> WORK INSTRUCTIONS
From the records below, copy every line that contains the word "height".

A block of data
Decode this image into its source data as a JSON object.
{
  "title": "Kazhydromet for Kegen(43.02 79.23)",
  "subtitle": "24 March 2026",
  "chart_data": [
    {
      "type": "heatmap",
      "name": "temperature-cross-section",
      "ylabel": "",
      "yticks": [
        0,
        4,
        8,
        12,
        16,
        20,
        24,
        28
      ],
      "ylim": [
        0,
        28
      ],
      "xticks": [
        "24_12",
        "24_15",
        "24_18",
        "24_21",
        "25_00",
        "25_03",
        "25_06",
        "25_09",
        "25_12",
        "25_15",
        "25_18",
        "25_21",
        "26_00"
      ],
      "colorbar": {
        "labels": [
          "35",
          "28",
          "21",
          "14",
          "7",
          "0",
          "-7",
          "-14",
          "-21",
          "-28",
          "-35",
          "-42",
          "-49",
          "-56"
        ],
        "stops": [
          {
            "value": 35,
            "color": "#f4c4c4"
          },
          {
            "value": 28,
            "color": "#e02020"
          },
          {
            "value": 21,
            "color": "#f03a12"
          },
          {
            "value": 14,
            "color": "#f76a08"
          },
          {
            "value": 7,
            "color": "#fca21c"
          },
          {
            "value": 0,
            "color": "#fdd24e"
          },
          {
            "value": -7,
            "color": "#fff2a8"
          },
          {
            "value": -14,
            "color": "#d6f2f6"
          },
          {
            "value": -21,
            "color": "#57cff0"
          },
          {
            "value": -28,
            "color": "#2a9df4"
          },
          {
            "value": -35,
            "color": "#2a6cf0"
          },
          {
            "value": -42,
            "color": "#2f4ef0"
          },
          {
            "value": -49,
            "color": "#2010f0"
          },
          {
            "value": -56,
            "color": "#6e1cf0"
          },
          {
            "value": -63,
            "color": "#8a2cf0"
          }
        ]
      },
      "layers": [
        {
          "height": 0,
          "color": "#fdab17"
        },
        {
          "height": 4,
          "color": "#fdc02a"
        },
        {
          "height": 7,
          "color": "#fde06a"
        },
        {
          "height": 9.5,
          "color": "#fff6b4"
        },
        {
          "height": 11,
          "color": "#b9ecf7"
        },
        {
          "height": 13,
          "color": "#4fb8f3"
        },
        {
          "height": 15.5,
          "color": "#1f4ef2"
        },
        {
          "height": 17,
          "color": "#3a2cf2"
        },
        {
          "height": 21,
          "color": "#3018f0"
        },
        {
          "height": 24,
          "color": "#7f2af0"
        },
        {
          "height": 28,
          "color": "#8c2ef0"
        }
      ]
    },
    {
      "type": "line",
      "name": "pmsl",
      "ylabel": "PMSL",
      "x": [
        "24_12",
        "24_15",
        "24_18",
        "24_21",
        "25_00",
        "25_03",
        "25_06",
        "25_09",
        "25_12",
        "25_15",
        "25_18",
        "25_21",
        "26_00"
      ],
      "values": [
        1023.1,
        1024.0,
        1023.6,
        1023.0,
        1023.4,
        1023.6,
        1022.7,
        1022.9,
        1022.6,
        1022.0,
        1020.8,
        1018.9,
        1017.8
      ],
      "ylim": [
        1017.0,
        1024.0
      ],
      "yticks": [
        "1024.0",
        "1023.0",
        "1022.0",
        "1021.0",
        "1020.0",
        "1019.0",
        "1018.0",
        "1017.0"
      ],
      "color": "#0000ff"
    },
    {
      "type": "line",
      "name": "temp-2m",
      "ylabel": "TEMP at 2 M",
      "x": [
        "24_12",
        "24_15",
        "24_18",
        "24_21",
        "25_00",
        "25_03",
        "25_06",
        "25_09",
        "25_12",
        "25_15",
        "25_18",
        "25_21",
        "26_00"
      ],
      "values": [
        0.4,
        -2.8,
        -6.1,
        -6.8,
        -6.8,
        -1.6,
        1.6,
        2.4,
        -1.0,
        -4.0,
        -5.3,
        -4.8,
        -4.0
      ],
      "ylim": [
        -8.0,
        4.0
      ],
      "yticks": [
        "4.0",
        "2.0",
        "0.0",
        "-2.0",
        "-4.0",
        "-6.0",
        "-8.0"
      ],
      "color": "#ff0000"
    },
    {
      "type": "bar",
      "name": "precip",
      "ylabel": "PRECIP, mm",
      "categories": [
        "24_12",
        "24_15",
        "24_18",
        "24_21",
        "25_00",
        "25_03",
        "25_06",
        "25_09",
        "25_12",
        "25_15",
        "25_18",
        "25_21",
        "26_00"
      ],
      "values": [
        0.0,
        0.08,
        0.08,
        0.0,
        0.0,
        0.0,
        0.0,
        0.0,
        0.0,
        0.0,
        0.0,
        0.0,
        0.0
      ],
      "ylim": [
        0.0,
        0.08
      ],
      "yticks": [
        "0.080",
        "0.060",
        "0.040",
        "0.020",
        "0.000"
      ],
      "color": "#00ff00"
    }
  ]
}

> REPLY
          "height": 0,
          "height": 4,
          "height": 7,
          "height": 9.5,
          "height": 11,
          "height": 13,
          "height": 15.5,
          "height": 17,
          "height": 21,
          "height": 24,
          "height": 28,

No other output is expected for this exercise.